▶ **Aufgabenstellung**: Übertrage den Teil des Materials, der mit dessen Anfang beginnt und mit der Zeile endet, die „bar <box>421 1245 888 1288</box>“ enthält, beide Enden eingeschlossen, in eine nummerierte Liste. Lass dabei Leerzeilen weg.

Einträge zur räumlichen Annotation
* * *

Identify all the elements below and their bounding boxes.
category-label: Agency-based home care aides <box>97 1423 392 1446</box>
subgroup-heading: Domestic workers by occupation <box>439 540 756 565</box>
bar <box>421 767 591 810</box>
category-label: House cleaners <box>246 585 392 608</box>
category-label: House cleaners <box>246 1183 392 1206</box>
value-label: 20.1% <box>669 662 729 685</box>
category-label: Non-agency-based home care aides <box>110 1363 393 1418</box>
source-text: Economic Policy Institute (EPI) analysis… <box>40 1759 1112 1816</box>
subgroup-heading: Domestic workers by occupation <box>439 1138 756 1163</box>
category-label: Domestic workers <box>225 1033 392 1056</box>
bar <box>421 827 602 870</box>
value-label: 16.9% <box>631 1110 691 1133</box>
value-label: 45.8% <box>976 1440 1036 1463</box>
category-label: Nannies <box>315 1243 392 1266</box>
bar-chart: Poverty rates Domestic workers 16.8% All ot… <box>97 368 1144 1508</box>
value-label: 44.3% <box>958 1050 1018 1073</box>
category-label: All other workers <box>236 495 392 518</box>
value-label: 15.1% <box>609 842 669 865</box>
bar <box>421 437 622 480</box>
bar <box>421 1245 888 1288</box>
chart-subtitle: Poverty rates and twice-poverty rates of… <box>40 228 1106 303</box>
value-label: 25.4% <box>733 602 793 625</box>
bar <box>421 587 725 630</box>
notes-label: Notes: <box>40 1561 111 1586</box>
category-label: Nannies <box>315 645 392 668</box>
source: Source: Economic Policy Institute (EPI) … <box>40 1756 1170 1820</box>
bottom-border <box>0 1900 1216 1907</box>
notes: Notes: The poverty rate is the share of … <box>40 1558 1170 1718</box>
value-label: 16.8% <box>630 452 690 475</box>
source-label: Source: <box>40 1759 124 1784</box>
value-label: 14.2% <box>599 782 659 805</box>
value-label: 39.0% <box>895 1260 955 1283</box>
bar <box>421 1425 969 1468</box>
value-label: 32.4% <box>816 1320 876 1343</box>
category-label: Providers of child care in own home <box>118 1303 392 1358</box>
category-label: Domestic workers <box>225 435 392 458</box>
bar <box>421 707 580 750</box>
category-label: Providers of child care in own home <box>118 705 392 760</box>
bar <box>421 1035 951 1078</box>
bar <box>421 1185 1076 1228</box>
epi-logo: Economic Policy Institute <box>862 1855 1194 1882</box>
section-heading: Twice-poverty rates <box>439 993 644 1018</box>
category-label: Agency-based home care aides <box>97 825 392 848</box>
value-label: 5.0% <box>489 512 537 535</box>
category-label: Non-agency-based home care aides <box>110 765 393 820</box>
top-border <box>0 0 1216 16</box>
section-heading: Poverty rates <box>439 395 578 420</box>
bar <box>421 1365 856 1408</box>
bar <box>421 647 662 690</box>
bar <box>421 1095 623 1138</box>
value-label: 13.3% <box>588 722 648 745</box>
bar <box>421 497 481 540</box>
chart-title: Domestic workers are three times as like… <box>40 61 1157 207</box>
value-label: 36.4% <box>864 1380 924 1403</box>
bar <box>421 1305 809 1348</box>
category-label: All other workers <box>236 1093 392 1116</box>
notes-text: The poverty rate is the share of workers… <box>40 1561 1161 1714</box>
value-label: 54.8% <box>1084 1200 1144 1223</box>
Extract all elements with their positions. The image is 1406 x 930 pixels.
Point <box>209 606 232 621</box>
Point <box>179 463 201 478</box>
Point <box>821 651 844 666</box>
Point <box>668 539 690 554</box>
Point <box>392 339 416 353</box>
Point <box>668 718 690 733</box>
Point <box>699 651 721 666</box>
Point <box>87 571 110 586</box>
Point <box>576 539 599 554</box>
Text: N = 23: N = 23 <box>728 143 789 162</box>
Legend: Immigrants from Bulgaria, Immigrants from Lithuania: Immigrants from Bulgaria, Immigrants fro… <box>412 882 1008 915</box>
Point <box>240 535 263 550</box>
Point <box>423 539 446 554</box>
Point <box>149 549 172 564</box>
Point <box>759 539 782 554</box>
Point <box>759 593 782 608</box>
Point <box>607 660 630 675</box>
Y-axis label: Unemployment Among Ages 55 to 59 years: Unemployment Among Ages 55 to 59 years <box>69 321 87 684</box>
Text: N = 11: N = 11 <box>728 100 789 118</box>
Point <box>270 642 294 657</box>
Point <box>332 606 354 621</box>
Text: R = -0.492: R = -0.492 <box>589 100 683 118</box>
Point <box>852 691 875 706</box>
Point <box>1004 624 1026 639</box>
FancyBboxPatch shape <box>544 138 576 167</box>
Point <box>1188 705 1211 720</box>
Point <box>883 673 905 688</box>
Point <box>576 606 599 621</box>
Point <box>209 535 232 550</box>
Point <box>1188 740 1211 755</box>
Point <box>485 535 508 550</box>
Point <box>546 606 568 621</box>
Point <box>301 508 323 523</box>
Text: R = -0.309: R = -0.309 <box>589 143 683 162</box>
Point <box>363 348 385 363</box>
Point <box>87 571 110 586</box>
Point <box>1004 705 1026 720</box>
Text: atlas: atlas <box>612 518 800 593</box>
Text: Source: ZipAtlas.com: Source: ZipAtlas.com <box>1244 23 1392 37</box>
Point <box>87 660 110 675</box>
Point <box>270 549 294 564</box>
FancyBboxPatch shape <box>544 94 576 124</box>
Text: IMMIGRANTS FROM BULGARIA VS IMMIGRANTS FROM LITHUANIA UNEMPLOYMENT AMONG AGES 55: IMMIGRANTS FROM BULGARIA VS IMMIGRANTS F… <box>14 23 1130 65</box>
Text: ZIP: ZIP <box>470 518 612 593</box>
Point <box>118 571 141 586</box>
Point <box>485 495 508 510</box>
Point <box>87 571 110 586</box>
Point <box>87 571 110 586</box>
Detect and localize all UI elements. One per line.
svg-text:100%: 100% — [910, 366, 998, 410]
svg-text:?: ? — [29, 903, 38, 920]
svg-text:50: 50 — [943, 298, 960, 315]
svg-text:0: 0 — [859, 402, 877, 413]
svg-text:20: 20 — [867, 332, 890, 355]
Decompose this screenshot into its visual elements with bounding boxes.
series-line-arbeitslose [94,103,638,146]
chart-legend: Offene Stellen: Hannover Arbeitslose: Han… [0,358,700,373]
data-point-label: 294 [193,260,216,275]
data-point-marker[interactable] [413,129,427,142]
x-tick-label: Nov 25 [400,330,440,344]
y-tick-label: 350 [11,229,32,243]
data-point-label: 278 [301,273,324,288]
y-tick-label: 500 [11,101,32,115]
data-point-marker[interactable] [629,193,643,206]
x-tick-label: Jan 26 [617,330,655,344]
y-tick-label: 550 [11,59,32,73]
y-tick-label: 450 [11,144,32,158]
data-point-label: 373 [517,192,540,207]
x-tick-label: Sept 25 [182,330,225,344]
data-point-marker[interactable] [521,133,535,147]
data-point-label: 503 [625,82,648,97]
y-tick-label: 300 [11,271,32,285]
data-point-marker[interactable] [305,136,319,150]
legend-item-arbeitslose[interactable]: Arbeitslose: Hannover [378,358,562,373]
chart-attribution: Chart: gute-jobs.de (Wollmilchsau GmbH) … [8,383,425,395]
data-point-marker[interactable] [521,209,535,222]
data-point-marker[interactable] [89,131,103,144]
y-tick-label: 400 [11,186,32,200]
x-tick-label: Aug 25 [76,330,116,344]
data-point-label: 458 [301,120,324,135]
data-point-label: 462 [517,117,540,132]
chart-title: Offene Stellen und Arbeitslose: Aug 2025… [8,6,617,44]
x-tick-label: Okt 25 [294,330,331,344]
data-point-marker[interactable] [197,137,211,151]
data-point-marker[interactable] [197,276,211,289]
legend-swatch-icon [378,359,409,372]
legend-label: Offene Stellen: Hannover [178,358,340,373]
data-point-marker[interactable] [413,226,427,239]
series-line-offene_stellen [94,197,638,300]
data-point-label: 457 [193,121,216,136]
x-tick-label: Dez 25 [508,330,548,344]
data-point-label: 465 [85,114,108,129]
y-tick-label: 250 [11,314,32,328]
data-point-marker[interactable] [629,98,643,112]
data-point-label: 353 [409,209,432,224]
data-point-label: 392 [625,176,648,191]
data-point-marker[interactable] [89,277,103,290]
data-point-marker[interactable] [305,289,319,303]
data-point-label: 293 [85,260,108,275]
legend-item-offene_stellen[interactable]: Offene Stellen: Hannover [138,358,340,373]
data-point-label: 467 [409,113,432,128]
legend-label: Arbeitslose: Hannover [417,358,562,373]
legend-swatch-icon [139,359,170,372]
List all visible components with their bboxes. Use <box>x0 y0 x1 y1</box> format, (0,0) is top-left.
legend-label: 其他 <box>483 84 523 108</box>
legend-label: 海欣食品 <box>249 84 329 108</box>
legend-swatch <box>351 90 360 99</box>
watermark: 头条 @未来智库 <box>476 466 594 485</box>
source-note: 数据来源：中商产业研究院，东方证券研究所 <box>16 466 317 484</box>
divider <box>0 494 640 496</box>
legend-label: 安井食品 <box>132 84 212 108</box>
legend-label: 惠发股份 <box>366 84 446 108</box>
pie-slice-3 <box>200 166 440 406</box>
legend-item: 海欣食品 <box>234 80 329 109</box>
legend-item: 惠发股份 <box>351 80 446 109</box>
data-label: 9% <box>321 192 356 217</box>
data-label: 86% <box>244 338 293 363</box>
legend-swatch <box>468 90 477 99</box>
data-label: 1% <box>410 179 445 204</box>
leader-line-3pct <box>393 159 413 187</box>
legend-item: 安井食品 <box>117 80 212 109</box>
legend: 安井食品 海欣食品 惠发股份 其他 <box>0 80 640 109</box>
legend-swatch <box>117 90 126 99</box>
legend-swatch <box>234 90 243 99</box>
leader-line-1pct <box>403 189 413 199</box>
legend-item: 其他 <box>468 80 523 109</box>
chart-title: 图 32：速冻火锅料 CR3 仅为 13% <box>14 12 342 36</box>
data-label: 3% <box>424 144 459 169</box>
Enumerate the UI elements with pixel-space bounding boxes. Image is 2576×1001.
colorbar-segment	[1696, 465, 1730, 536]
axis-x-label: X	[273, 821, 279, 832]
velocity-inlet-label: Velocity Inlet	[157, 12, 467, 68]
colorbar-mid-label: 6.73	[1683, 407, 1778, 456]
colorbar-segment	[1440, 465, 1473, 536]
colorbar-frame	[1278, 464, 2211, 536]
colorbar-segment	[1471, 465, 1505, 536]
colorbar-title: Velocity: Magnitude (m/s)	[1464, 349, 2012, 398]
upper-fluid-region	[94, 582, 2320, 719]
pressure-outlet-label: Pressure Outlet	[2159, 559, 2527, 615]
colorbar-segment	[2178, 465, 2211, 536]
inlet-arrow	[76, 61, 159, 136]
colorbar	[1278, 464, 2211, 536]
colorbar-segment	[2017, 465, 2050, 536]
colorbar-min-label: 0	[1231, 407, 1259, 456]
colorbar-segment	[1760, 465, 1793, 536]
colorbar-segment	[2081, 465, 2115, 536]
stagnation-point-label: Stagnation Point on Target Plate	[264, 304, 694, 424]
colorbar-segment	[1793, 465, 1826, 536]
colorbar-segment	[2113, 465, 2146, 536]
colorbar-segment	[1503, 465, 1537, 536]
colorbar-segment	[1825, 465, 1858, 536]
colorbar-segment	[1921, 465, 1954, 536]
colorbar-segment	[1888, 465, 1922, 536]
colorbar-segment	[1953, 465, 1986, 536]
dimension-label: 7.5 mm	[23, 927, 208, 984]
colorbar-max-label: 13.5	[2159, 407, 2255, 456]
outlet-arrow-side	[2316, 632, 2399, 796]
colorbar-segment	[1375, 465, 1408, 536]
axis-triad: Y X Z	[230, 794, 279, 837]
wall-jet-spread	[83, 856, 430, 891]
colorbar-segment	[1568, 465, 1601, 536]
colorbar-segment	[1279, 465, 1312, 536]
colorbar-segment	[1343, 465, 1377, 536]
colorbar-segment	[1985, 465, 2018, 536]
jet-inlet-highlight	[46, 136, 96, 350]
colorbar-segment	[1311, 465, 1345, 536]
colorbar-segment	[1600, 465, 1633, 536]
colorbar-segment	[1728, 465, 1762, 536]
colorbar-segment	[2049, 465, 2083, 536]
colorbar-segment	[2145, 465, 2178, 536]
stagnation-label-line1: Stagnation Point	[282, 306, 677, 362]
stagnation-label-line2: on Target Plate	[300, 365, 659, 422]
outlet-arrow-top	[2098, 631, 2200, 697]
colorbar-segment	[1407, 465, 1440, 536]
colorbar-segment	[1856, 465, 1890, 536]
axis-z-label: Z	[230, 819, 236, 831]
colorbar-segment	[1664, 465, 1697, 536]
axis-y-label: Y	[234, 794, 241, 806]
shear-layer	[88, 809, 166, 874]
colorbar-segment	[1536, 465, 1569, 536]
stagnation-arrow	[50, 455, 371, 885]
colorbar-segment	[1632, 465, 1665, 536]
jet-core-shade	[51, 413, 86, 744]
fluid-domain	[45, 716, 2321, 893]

* * *

▶ **Ergebnis der Übung**:
1. Identify all the elements below and their bounding boxes.
2. category-label: Agency-based home care aides <box>97 1423 392 1446</box>
3. subgroup-heading: Domestic workers by occupation <box>439 540 756 565</box>
4. bar <box>421 767 591 810</box>
5. category-label: House cleaners <box>246 585 392 608</box>
6. category-label: House cleaners <box>246 1183 392 1206</box>
7. value-label: 20.1% <box>669 662 729 685</box>
8. category-label: Non-agency-based home care aides <box>110 1363 393 1418</box>
9. source-text: Economic Policy Institute (EPI) analysis… <box>40 1759 1112 1816</box>
10. subgroup-heading: Domestic workers by occupation <box>439 1138 756 1163</box>
11. category-label: Domestic workers <box>225 1033 392 1056</box>
12. bar <box>421 827 602 870</box>
13. value-label: 16.9% <box>631 1110 691 1133</box>
14. value-label: 45.8% <box>976 1440 1036 1463</box>
15. category-label: Nannies <box>315 1243 392 1266</box>
16. bar-chart: Poverty rates Domestic workers 16.8% All ot… <box>97 368 1144 1508</box>
17. value-label: 44.3% <box>958 1050 1018 1073</box>
18. category-label: All other workers <box>236 495 392 518</box>
19. value-label: 15.1% <box>609 842 669 865</box>
20. bar <box>421 437 622 480</box>
21. bar <box>421 1245 888 1288</box>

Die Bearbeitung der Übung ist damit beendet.